## start MATERIALS PROVIDED

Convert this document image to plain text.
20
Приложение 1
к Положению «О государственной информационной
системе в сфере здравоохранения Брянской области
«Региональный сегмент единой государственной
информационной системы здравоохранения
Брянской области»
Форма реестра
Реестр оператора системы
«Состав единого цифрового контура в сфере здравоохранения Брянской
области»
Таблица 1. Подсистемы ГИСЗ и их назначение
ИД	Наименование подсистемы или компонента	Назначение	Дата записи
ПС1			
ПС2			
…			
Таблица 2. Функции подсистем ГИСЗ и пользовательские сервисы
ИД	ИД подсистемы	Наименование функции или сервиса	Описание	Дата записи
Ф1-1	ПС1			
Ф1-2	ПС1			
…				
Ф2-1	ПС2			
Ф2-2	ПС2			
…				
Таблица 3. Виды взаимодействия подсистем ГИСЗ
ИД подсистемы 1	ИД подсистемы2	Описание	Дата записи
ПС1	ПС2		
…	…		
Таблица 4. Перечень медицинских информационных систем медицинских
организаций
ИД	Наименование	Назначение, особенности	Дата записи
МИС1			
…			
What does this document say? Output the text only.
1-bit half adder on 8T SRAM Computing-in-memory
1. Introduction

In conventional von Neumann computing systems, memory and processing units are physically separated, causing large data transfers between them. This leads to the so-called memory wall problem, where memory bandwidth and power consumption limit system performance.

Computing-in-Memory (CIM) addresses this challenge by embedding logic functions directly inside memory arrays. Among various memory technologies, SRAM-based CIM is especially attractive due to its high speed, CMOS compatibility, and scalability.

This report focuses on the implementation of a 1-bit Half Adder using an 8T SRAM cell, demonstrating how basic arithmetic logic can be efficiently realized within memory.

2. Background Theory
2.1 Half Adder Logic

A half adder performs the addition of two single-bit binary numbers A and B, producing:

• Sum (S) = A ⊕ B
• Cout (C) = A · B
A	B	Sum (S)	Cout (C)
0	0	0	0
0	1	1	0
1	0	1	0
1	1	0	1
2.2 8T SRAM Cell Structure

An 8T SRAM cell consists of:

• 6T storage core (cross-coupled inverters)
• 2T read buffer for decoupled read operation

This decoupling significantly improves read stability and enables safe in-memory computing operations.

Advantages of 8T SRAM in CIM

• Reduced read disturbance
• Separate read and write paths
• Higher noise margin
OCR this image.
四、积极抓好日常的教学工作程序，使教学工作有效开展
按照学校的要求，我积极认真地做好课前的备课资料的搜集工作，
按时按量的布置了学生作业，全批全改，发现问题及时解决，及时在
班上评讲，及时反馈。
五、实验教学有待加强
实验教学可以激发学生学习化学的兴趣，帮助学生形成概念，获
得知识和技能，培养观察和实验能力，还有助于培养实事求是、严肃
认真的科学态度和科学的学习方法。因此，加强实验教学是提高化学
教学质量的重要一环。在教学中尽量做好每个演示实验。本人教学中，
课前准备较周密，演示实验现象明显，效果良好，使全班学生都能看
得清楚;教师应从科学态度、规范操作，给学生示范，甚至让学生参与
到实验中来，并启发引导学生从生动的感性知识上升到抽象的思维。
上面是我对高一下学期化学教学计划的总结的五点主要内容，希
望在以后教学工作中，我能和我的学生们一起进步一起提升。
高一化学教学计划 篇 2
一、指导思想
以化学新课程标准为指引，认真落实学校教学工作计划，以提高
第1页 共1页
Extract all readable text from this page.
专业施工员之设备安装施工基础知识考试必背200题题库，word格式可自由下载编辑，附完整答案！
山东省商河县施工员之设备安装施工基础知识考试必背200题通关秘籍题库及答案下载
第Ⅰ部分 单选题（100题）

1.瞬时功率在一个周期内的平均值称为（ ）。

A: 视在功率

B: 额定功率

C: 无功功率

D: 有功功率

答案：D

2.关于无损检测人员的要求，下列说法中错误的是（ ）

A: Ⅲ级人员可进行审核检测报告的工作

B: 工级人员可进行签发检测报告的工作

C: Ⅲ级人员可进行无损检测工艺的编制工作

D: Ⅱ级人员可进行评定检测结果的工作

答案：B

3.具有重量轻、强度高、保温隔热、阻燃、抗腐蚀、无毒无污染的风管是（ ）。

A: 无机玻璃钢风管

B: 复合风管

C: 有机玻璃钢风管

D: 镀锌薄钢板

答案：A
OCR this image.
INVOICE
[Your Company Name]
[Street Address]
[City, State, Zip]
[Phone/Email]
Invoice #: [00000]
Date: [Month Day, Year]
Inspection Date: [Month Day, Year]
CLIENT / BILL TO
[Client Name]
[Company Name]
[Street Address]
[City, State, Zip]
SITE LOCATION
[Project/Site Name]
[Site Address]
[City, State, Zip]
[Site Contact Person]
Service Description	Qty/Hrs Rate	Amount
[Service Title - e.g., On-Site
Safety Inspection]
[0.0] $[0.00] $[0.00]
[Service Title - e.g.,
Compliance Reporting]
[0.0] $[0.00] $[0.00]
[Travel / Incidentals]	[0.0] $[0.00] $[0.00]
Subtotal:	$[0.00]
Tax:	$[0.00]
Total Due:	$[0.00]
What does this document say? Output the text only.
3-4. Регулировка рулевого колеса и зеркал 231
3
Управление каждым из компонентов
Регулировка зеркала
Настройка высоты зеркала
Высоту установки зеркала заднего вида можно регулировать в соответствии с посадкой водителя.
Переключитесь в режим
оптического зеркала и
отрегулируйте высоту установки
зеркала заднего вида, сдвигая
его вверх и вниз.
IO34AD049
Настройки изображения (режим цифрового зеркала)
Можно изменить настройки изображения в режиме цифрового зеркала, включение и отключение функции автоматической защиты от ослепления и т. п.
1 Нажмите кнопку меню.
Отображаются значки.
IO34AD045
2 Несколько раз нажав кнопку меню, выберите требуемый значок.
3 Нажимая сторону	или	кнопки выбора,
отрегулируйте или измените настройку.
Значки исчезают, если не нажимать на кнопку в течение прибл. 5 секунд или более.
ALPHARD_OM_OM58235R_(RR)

## end MATERIALS PROVIDED

**TASK REQUIREMENTS**:
Your task is to repeat each line of the material exactly.

**THE REPLY**:
Convert this document image to plain text.
20
Приложение 1
к Положению «О государственной информационной
системе в сфере здравоохранения Брянской области
«Региональный сегмент единой государственной
информационной системы здравоохранения
Брянской области»
Форма реестра
Реестр оператора системы
«Состав единого цифрового контура в сфере здравоохранения Брянской
области»
Таблица 1. Подсистемы ГИСЗ и их назначение
ИД	Наименование подсистемы или компонента	Назначение	Дата записи
ПС1			
ПС2			
…			
Таблица 2. Функции подсистем ГИСЗ и пользовательские сервисы
ИД	ИД подсистемы	Наименование функции или сервиса	Описание	Дата записи
Ф1-1	ПС1			
Ф1-2	ПС1			
…				
Ф2-1	ПС2			
Ф2-2	ПС2			
…				
Таблица 3. Виды взаимодействия подсистем ГИСЗ
ИД подсистемы 1	ИД подсистемы2	Описание	Дата записи
ПС1	ПС2		
…	…		
Таблица 4. Перечень медицинских информационных систем медицинских
организаций
ИД	Наименование	Назначение, особенности	Дата записи
МИС1			
…			
What does this document say? Output the text only.
1-bit half adder on 8T SRAM Computing-in-memory
1. Introduction

In conventional von Neumann computing systems, memory and processing units are physically separated, causing large data transfers between them. This leads to the so-called memory wall problem, where memory bandwidth and power consumption limit system performance.

Computing-in-Memory (CIM) addresses this challenge by embedding logic functions directly inside memory arrays. Among various memory technologies, SRAM-based CIM is especially attractive due to its high speed, CMOS compatibility, and scalability.

This report focuses on the implementation of a 1-bit Half Adder using an 8T SRAM cell, demonstrating how basic arithmetic logic can be efficiently realized within memory.

2. Background Theory
2.1 Half Adder Logic

A half adder performs the addition of two single-bit binary numbers A and B, producing:

• Sum (S) = A ⊕ B
• Cout (C) = A · B
A	B	Sum (S)	Cout (C)
0	0	0	0
0	1	1	0
1	0	1	0
1	1	0	1
2.2 8T SRAM Cell Structure

An 8T SRAM cell consists of:

• 6T storage core (cross-coupled inverters)
• 2T read buffer for decoupled read operation

This decoupling significantly improves read stability and enables safe in-memory computing operations.

Advantages of 8T SRAM in CIM

• Reduced read disturbance
• Separate read and write paths
• Higher noise margin
OCR this image.
四、积极抓好日常的教学工作程序，使教学工作有效开展
按照学校的要求，我积极认真地做好课前的备课资料的搜集工作，
按时按量的布置了学生作业，全批全改，发现问题及时解决，及时在
班上评讲，及时反馈。
五、实验教学有待加强
实验教学可以激发学生学习化学的兴趣，帮助学生形成概念，获
得知识和技能，培养观察和实验能力，还有助于培养实事求是、严肃
认真的科学态度和科学的学习方法。因此，加强实验教学是提高化学
教学质量的重要一环。在教学中尽量做好每个演示实验。本人教学中，
课前准备较周密，演示实验现象明显，效果良好，使全班学生都能看
得清楚;教师应从科学态度、规范操作，给学生示范，甚至让学生参与
到实验中来，并启发引导学生从生动的感性知识上升到抽象的思维。
上面是我对高一下学期化学教学计划的总结的五点主要内容，希
望在以后教学工作中，我能和我的学生们一起进步一起提升。
高一化学教学计划 篇 2
一、指导思想
以化学新课程标准为指引，认真落实学校教学工作计划，以提高
第1页 共1页
Extract all readable text from this page.
专业施工员之设备安装施工基础知识考试必背200题题库，word格式可自由下载编辑，附完整答案！
山东省商河县施工员之设备安装施工基础知识考试必背200题通关秘籍题库及答案下载
第Ⅰ部分 单选题（100题）

1.瞬时功率在一个周期内的平均值称为（ ）。

A: 视在功率

B: 额定功率

C: 无功功率

D: 有功功率

答案：D

2.关于无损检测人员的要求，下列说法中错误的是（ ）

A: Ⅲ级人员可进行审核检测报告的工作

B: 工级人员可进行签发检测报告的工作

C: Ⅲ级人员可进行无损检测工艺的编制工作

D: Ⅱ级人员可进行评定检测结果的工作

答案：B

3.具有重量轻、强度高、保温隔热、阻燃、抗腐蚀、无毒无污染的风管是（ ）。

A: 无机玻璃钢风管

B: 复合风管

C: 有机玻璃钢风管

D: 镀锌薄钢板

答案：A
OCR this image.
INVOICE
[Your Company Name]
[Street Address]
[City, State, Zip]
[Phone/Email]
Invoice #: [00000]
Date: [Month Day, Year]
Inspection Date: [Month Day, Year]
CLIENT / BILL TO
[Client Name]
[Company Name]
[Street Address]
[City, State, Zip]
SITE LOCATION
[Project/Site Name]
[Site Address]
[City, State, Zip]
[Site Contact Person]
Service Description	Qty/Hrs Rate	Amount
[Service Title - e.g., On-Site
Safety Inspection]
[0.0] $[0.00] $[0.00]
[Service Title - e.g.,
Compliance Reporting]
[0.0] $[0.00] $[0.00]
[Travel / Incidentals]	[0.0] $[0.00] $[0.00]
Subtotal:	$[0.00]
Tax:	$[0.00]
Total Due:	$[0.00]
What does this document say? Output the text only.
3-4. Регулировка рулевого колеса и зеркал 231
3
Управление каждым из компонентов
Регулировка зеркала
Настройка высоты зеркала
Высоту установки зеркала заднего вида можно регулировать в соответствии с посадкой водителя.
Переключитесь в режим
оптического зеркала и
отрегулируйте высоту установки
зеркала заднего вида, сдвигая
его вверх и вниз.
IO34AD049
Настройки изображения (режим цифрового зеркала)
Можно изменить настройки изображения в режиме цифрового зеркала, включение и отключение функции автоматической защиты от ослепления и т. п.
1 Нажмите кнопку меню.
Отображаются значки.
IO34AD045
2 Несколько раз нажав кнопку меню, выберите требуемый значок.
3 Нажимая сторону	или	кнопки выбора,
отрегулируйте или измените настройку.
Значки исчезают, если не нажимать на кнопку в течение прибл. 5 секунд или более.
ALPHARD_OM_OM58235R_(RR)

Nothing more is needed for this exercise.